* [EXERCISE BRIEF]:
Set each record down exactly, excluding all images.

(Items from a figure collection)
──────────

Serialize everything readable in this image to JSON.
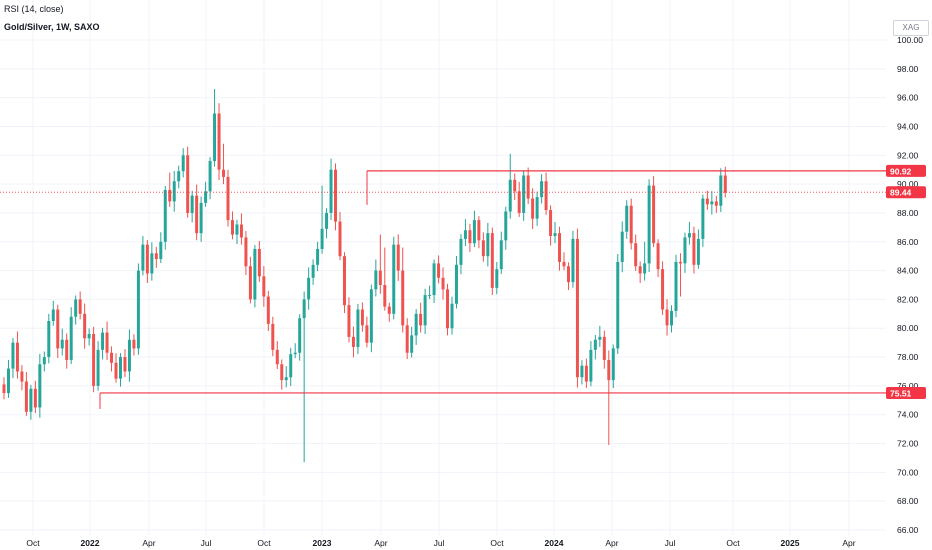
{
  "header": {
    "indicator": "RSI (14, close)",
    "title": "Gold/Silver, 1W, SAXO",
    "symbol": "XAG"
  },
  "colors": {
    "up": "#26a69a",
    "down": "#ef5350",
    "level_line": "#f23645",
    "last_price_line": "#f23645",
    "grid": "#f0f3fa",
    "axis_text": "#131722"
  },
  "chart_data": {
    "type": "candlestick",
    "title": "Gold/Silver, 1W, SAXO",
    "ylim": [
      66,
      100
    ],
    "y_ticks": [
      "100.00",
      "98.00",
      "96.00",
      "94.00",
      "92.00",
      "90.00",
      "88.00",
      "86.00",
      "84.00",
      "82.00",
      "80.00",
      "78.00",
      "76.00",
      "74.00",
      "72.00",
      "70.00",
      "68.00",
      "66.00"
    ],
    "x_ticks": [
      "Oct",
      "2022",
      "Apr",
      "Jul",
      "Oct",
      "2023",
      "Apr",
      "Jul",
      "Oct",
      "2024",
      "Apr",
      "Jul",
      "Oct",
      "2025",
      "Apr"
    ],
    "bold_x_ticks": [
      "2022",
      "2023",
      "2024",
      "2025"
    ],
    "closes": [
      75.5,
      77.2,
      79.0,
      77.0,
      76.3,
      74.2,
      75.8,
      74.5,
      77.5,
      78.0,
      80.5,
      81.3,
      78.6,
      79.2,
      77.8,
      80.8,
      82.0,
      81.0,
      79.3,
      79.6,
      76.0,
      78.5,
      79.7,
      78.3,
      77.6,
      76.5,
      78.0,
      77.0,
      79.2,
      78.6,
      84.0,
      85.8,
      83.8,
      85.2,
      84.8,
      86.0,
      89.6,
      88.8,
      90.2,
      90.9,
      92.0,
      88.0,
      89.2,
      86.6,
      88.7,
      89.5,
      91.6,
      94.9,
      91.0,
      90.5,
      87.5,
      86.5,
      87.2,
      86.3,
      84.3,
      82.0,
      85.5,
      83.6,
      82.2,
      80.3,
      78.5,
      77.5,
      76.4,
      76.6,
      78.2,
      78.3,
      80.7,
      82.0,
      83.5,
      84.4,
      85.5,
      86.9,
      88.0,
      91.0,
      87.4,
      85.0,
      81.6,
      79.4,
      78.7,
      81.3,
      80.2,
      79.0,
      82.7,
      84.0,
      83.0,
      81.5,
      81.0,
      85.8,
      84.0,
      80.2,
      78.3,
      79.5,
      81.0,
      80.2,
      82.3,
      82.3,
      84.5,
      83.5,
      82.7,
      80.0,
      81.7,
      84.4,
      86.2,
      86.8,
      85.9,
      87.5,
      86.1,
      85.0,
      86.6,
      82.8,
      84.1,
      86.1,
      88.1,
      90.3,
      89.5,
      88.0,
      90.6,
      89.0,
      87.6,
      89.1,
      90.2,
      88.2,
      86.4,
      86.6,
      84.6,
      84.3,
      83.2,
      86.2,
      76.6,
      77.4,
      76.3,
      78.5,
      79.2,
      79.4,
      77.8,
      76.4,
      78.6,
      84.6,
      86.7,
      88.5,
      85.9,
      84.3,
      83.8,
      84.5,
      89.9,
      85.9,
      84.1,
      81.3,
      80.2,
      81.2,
      84.6,
      84.5,
      86.3,
      86.6,
      84.4,
      86.2,
      89.0,
      88.6,
      88.8,
      88.5,
      90.6,
      89.4
    ],
    "level_lines": [
      {
        "price": 90.92,
        "label": "90.92"
      },
      {
        "price": 75.51,
        "label": "75.51"
      }
    ],
    "last_price": {
      "price": 89.44,
      "label": "89.44"
    }
  }
}
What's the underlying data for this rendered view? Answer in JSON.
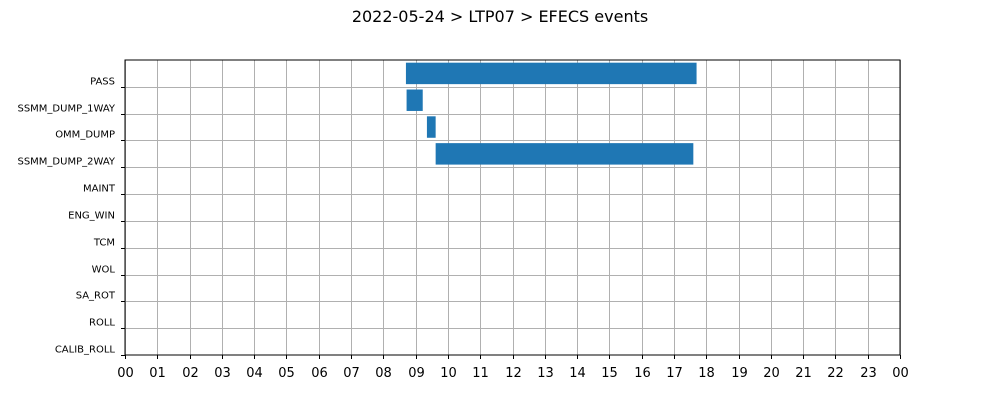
{
  "chart_data": {
    "type": "bar",
    "orientation": "horizontal-gantt",
    "title": "2022-05-24 > LTP07 > EFECS events",
    "xlabel": "",
    "ylabel": "",
    "xlim": [
      0,
      24
    ],
    "grid": true,
    "bar_color": "#1f77b4",
    "x_tick_values": [
      0,
      1,
      2,
      3,
      4,
      5,
      6,
      7,
      8,
      9,
      10,
      11,
      12,
      13,
      14,
      15,
      16,
      17,
      18,
      19,
      20,
      21,
      22,
      23,
      24
    ],
    "x_tick_labels": [
      "00",
      "01",
      "02",
      "03",
      "04",
      "05",
      "06",
      "07",
      "08",
      "09",
      "10",
      "11",
      "12",
      "13",
      "14",
      "15",
      "16",
      "17",
      "18",
      "19",
      "20",
      "21",
      "22",
      "23",
      "00"
    ],
    "categories": [
      "PASS",
      "SSMM_DUMP_1WAY",
      "OMM_DUMP",
      "SSMM_DUMP_2WAY",
      "MAINT",
      "ENG_WIN",
      "TCM",
      "WOL",
      "SA_ROT",
      "ROLL",
      "CALIB_ROLL"
    ],
    "events": [
      {
        "category": "PASS",
        "start": 8.7,
        "end": 17.7
      },
      {
        "category": "SSMM_DUMP_1WAY",
        "start": 8.72,
        "end": 9.22
      },
      {
        "category": "OMM_DUMP",
        "start": 9.35,
        "end": 9.62
      },
      {
        "category": "SSMM_DUMP_2WAY",
        "start": 9.62,
        "end": 17.6
      }
    ]
  }
}
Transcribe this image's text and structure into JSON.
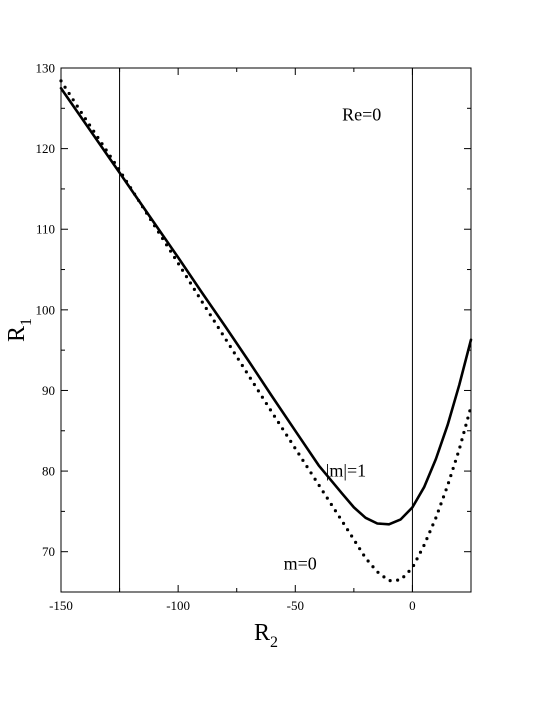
{
  "chart_data": {
    "type": "line",
    "title": "",
    "xlabel": "R",
    "xlabel_sub": "2",
    "ylabel": "R",
    "ylabel_sub": "1",
    "xlim": [
      -150,
      25
    ],
    "ylim": [
      65,
      130
    ],
    "xticks": [
      -150,
      -100,
      -50,
      0
    ],
    "yticks": [
      70,
      80,
      90,
      100,
      110,
      120,
      130
    ],
    "grid": false,
    "vertical_lines": [
      -125,
      0
    ],
    "series": [
      {
        "name": "|m|=1",
        "style": "solid",
        "color": "#000000",
        "x": [
          -150,
          -140,
          -130,
          -125,
          -120,
          -110,
          -100,
          -90,
          -80,
          -70,
          -60,
          -50,
          -40,
          -30,
          -25,
          -20,
          -15,
          -10,
          -5,
          0,
          5,
          10,
          15,
          20,
          25
        ],
        "y": [
          127.5,
          123.3,
          119.1,
          117.0,
          114.9,
          110.7,
          106.5,
          102.2,
          98.0,
          93.7,
          89.3,
          85.0,
          80.7,
          77.2,
          75.5,
          74.2,
          73.5,
          73.4,
          74.0,
          75.5,
          78.0,
          81.5,
          85.7,
          90.7,
          96.3
        ]
      },
      {
        "name": "m=0",
        "style": "dotted",
        "color": "#000000",
        "x": [
          -150,
          -140,
          -130,
          -125,
          -120,
          -110,
          -100,
          -90,
          -80,
          -70,
          -60,
          -50,
          -40,
          -30,
          -25,
          -20,
          -15,
          -10,
          -5,
          0,
          5,
          10,
          15,
          20,
          25
        ],
        "y": [
          128.4,
          123.9,
          119.5,
          117.3,
          115.0,
          110.4,
          105.8,
          101.1,
          96.5,
          91.9,
          87.3,
          82.8,
          78.3,
          73.8,
          71.5,
          69.2,
          67.5,
          66.4,
          66.5,
          68.0,
          70.8,
          74.2,
          78.2,
          82.7,
          88.0
        ]
      }
    ],
    "annotations": [
      {
        "text": "Re=0",
        "x": -30,
        "y": 123.5
      },
      {
        "text": "|m|=1",
        "x": -37,
        "y": 79.3
      },
      {
        "text": "m=0",
        "x": -55,
        "y": 67.8
      }
    ]
  }
}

──────────

* [CORRECT ANSWER]:
Serialize everything readable in this image to JSON.
{
  "header": {
    "indicator": "RSI (14, close)",
    "title": "Gold/Silver, 1W, SAXO",
    "symbol": "XAG"
  },
  "colors": {
    "up": "#26a69a",
    "down": "#ef5350",
    "level_line": "#f23645",
    "last_price_line": "#f23645",
    "grid": "#f0f3fa",
    "axis_text": "#131722"
  },
  "chart_data": {
    "type": "candlestick",
    "title": "Gold/Silver, 1W, SAXO",
    "ylim": [
      66,
      100
    ],
    "y_ticks": [
      "100.00",
      "98.00",
      "96.00",
      "94.00",
      "92.00",
      "90.00",
      "88.00",
      "86.00",
      "84.00",
      "82.00",
      "80.00",
      "78.00",
      "76.00",
      "74.00",
      "72.00",
      "70.00",
      "68.00",
      "66.00"
    ],
    "x_ticks": [
      "Oct",
      "2022",
      "Apr",
      "Jul",
      "Oct",
      "2023",
      "Apr",
      "Jul",
      "Oct",
      "2024",
      "Apr",
      "Jul",
      "Oct",
      "2025",
      "Apr"
    ],
    "bold_x_ticks": [
      "2022",
      "2023",
      "2024",
      "2025"
    ],
    "closes": [
      75.5,
      77.2,
      79.0,
      77.0,
      76.3,
      74.2,
      75.8,
      74.5,
      77.5,
      78.0,
      80.5,
      81.3,
      78.6,
      79.2,
      77.8,
      80.8,
      82.0,
      81.0,
      79.3,
      79.6,
      76.0,
      78.5,
      79.7,
      78.3,
      77.6,
      76.5,
      78.0,
      77.0,
      79.2,
      78.6,
      84.0,
      85.8,
      83.8,
      85.2,
      84.8,
      86.0,
      89.6,
      88.8,
      90.2,
      90.9,
      92.0,
      88.0,
      89.2,
      86.6,
      88.7,
      89.5,
      91.6,
      94.9,
      91.0,
      90.5,
      87.5,
      86.5,
      87.2,
      86.3,
      84.3,
      82.0,
      85.5,
      83.6,
      82.2,
      80.3,
      78.5,
      77.5,
      76.4,
      76.6,
      78.2,
      78.3,
      80.7,
      82.0,
      83.5,
      84.4,
      85.5,
      86.9,
      88.0,
      91.0,
      87.4,
      85.0,
      81.6,
      79.4,
      78.7,
      81.3,
      80.2,
      79.0,
      82.7,
      84.0,
      83.0,
      81.5,
      81.0,
      85.8,
      84.0,
      80.2,
      78.3,
      79.5,
      81.0,
      80.2,
      82.3,
      82.3,
      84.5,
      83.5,
      82.7,
      80.0,
      81.7,
      84.4,
      86.2,
      86.8,
      85.9,
      87.5,
      86.1,
      85.0,
      86.6,
      82.8,
      84.1,
      86.1,
      88.1,
      90.3,
      89.5,
      88.0,
      90.6,
      89.0,
      87.6,
      89.1,
      90.2,
      88.2,
      86.4,
      86.6,
      84.6,
      84.3,
      83.2,
      86.2,
      76.6,
      77.4,
      76.3,
      78.5,
      79.2,
      79.4,
      77.8,
      76.4,
      78.6,
      84.6,
      86.7,
      88.5,
      85.9,
      84.3,
      83.8,
      84.5,
      89.9,
      85.9,
      84.1,
      81.3,
      80.2,
      81.2,
      84.6,
      84.5,
      86.3,
      86.6,
      84.4,
      86.2,
      89.0,
      88.6,
      88.8,
      88.5,
      90.6,
      89.4
    ],
    "level_lines": [
      {
        "price": 90.92,
        "label": "90.92"
      },
      {
        "price": 75.51,
        "label": "75.51"
      }
    ],
    "last_price": {
      "price": 89.44,
      "label": "89.44"
    }
  }
}
What's the underlying data for this rendered view? Answer in JSON.
{
  "chart_data": {
    "type": "bar",
    "orientation": "horizontal-gantt",
    "title": "2022-05-24 > LTP07 > EFECS events",
    "xlabel": "",
    "ylabel": "",
    "xlim": [
      0,
      24
    ],
    "grid": true,
    "bar_color": "#1f77b4",
    "x_tick_values": [
      0,
      1,
      2,
      3,
      4,
      5,
      6,
      7,
      8,
      9,
      10,
      11,
      12,
      13,
      14,
      15,
      16,
      17,
      18,
      19,
      20,
      21,
      22,
      23,
      24
    ],
    "x_tick_labels": [
      "00",
      "01",
      "02",
      "03",
      "04",
      "05",
      "06",
      "07",
      "08",
      "09",
      "10",
      "11",
      "12",
      "13",
      "14",
      "15",
      "16",
      "17",
      "18",
      "19",
      "20",
      "21",
      "22",
      "23",
      "00"
    ],
    "categories": [
      "PASS",
      "SSMM_DUMP_1WAY",
      "OMM_DUMP",
      "SSMM_DUMP_2WAY",
      "MAINT",
      "ENG_WIN",
      "TCM",
      "WOL",
      "SA_ROT",
      "ROLL",
      "CALIB_ROLL"
    ],
    "events": [
      {
        "category": "PASS",
        "start": 8.7,
        "end": 17.7
      },
      {
        "category": "SSMM_DUMP_1WAY",
        "start": 8.72,
        "end": 9.22
      },
      {
        "category": "OMM_DUMP",
        "start": 9.35,
        "end": 9.62
      },
      {
        "category": "SSMM_DUMP_2WAY",
        "start": 9.62,
        "end": 17.6
      }
    ]
  }
}
Transcribe this image's text and structure into JSON.
{
  "chart_data": {
    "type": "line",
    "title": "",
    "xlabel": "R",
    "xlabel_sub": "2",
    "ylabel": "R",
    "ylabel_sub": "1",
    "xlim": [
      -150,
      25
    ],
    "ylim": [
      65,
      130
    ],
    "xticks": [
      -150,
      -100,
      -50,
      0
    ],
    "yticks": [
      70,
      80,
      90,
      100,
      110,
      120,
      130
    ],
    "grid": false,
    "vertical_lines": [
      -125,
      0
    ],
    "series": [
      {
        "name": "|m|=1",
        "style": "solid",
        "color": "#000000",
        "x": [
          -150,
          -140,
          -130,
          -125,
          -120,
          -110,
          -100,
          -90,
          -80,
          -70,
          -60,
          -50,
          -40,
          -30,
          -25,
          -20,
          -15,
          -10,
          -5,
          0,
          5,
          10,
          15,
          20,
          25
        ],
        "y": [
          127.5,
          123.3,
          119.1,
          117.0,
          114.9,
          110.7,
          106.5,
          102.2,
          98.0,
          93.7,
          89.3,
          85.0,
          80.7,
          77.2,
          75.5,
          74.2,
          73.5,
          73.4,
          74.0,
          75.5,
          78.0,
          81.5,
          85.7,
          90.7,
          96.3
        ]
      },
      {
        "name": "m=0",
        "style": "dotted",
        "color": "#000000",
        "x": [
          -150,
          -140,
          -130,
          -125,
          -120,
          -110,
          -100,
          -90,
          -80,
          -70,
          -60,
          -50,
          -40,
          -30,
          -25,
          -20,
          -15,
          -10,
          -5,
          0,
          5,
          10,
          15,
          20,
          25
        ],
        "y": [
          128.4,
          123.9,
          119.5,
          117.3,
          115.0,
          110.4,
          105.8,
          101.1,
          96.5,
          91.9,
          87.3,
          82.8,
          78.3,
          73.8,
          71.5,
          69.2,
          67.5,
          66.4,
          66.5,
          68.0,
          70.8,
          74.2,
          78.2,
          82.7,
          88.0
        ]
      }
    ],
    "annotations": [
      {
        "text": "Re=0",
        "x": -30,
        "y": 123.5
      },
      {
        "text": "|m|=1",
        "x": -37,
        "y": 79.3
      },
      {
        "text": "m=0",
        "x": -55,
        "y": 67.8
      }
    ]
  }
}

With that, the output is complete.